The exercise.
According to the Blue Eyes puzzle text, what must an islander know in order to leave on the ship?

### 1 Blue Eyes

Lost somewhere in the vastness of the ocean, a group of logicians find themselves stranded on a deserted island. One hundred of these logicians have blue eyes, another hundred have brown eyes, and a single character–the guru–has green eyes. The only way off the island is a ship that arrives each night. However, to leave with the ship, an islander must know the color of their own eyes. Unfortunately, with no mirrors, and nothing reflective, nobody can independently determine the color of their own eyes. That is, until the guru makes a proclamation: “I see a person with blue eyes.” Who leaves the island?

This is the Blue Eyes logic puzzle, as formulated by the author behind xkcd. The starting clue we get is this: somebody leaves the island, however improbable it seems after a quick consideration. So who?

To answer that question, we’ll work through some examples and a proof, and finish by modeling the island in TLA+.

### 2 First Steps

The first thing that stands out is the numbers picked–having exactly 100 blue-eyed people and 100 brown-eyed people feels pretty arbitrary. Let’s break the problem into smaller cases, and see if that gives a better picture of what’s going on.

Case 1

Let’s consider the case where the island has only 3 people: one person with blue eyes, one with brown, and the guru with green eyes. Consider what each person sees:

Visible to Observer
| |||

Observer | blue | brown | green |

blue | 0 | 1 | 1 |

brown | 1 | 0 | 1 |

green | 1 | 1 | 0 |

As soon as the guru says “I see a person with blue eyes,” the one blue-eyed person can look around, observe that nobody they see has blue eyes, and conclude immediately that it must be them. They leave the first night.

Data records.
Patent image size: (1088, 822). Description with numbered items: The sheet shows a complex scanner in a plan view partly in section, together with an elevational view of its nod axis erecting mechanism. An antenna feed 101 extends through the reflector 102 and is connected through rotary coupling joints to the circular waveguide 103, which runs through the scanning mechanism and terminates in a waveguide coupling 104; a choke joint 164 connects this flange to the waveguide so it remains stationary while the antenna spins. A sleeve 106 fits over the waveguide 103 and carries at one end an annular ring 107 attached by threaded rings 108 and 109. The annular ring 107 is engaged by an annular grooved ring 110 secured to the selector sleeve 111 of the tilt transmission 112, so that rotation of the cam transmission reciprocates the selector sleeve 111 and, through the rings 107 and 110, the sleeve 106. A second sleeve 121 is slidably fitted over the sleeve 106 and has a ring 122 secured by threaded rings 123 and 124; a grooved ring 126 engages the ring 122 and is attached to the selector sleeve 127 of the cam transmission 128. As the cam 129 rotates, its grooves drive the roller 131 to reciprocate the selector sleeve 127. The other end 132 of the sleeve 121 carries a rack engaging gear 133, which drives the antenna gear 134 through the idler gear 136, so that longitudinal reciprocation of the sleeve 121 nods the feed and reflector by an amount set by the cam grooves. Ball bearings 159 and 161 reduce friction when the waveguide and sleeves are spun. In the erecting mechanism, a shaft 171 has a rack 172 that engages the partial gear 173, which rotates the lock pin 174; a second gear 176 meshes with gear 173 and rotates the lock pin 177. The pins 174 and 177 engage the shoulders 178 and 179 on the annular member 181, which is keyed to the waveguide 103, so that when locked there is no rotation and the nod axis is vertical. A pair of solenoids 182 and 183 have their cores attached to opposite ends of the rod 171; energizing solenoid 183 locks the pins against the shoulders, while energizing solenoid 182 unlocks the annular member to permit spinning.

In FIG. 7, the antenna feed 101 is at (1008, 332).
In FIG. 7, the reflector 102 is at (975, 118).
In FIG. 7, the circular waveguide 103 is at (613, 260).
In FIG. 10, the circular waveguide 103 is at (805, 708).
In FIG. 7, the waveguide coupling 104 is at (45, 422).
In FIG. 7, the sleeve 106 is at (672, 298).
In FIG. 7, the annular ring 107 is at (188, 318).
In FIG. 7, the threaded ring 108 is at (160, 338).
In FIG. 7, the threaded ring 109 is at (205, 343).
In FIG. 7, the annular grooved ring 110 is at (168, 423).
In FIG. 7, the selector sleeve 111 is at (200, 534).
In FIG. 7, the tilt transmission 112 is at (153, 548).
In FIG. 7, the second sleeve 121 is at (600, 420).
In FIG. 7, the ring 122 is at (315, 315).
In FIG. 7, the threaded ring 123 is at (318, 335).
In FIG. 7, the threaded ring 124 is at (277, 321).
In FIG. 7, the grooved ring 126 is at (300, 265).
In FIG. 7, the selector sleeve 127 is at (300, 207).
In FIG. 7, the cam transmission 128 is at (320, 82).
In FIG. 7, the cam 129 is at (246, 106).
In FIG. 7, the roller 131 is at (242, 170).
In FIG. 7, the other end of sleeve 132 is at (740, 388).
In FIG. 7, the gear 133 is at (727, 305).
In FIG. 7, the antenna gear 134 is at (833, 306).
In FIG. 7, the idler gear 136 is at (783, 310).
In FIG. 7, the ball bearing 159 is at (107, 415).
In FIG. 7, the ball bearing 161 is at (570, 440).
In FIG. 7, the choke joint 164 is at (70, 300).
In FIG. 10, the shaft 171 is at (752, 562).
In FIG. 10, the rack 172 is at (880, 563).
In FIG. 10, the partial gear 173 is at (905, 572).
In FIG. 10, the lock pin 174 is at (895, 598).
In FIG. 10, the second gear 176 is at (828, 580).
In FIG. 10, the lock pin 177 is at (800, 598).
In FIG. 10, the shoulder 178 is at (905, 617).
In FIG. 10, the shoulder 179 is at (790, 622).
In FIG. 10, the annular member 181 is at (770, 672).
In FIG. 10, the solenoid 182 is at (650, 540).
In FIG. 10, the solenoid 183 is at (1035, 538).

Response to this task.
The color of their own eyes.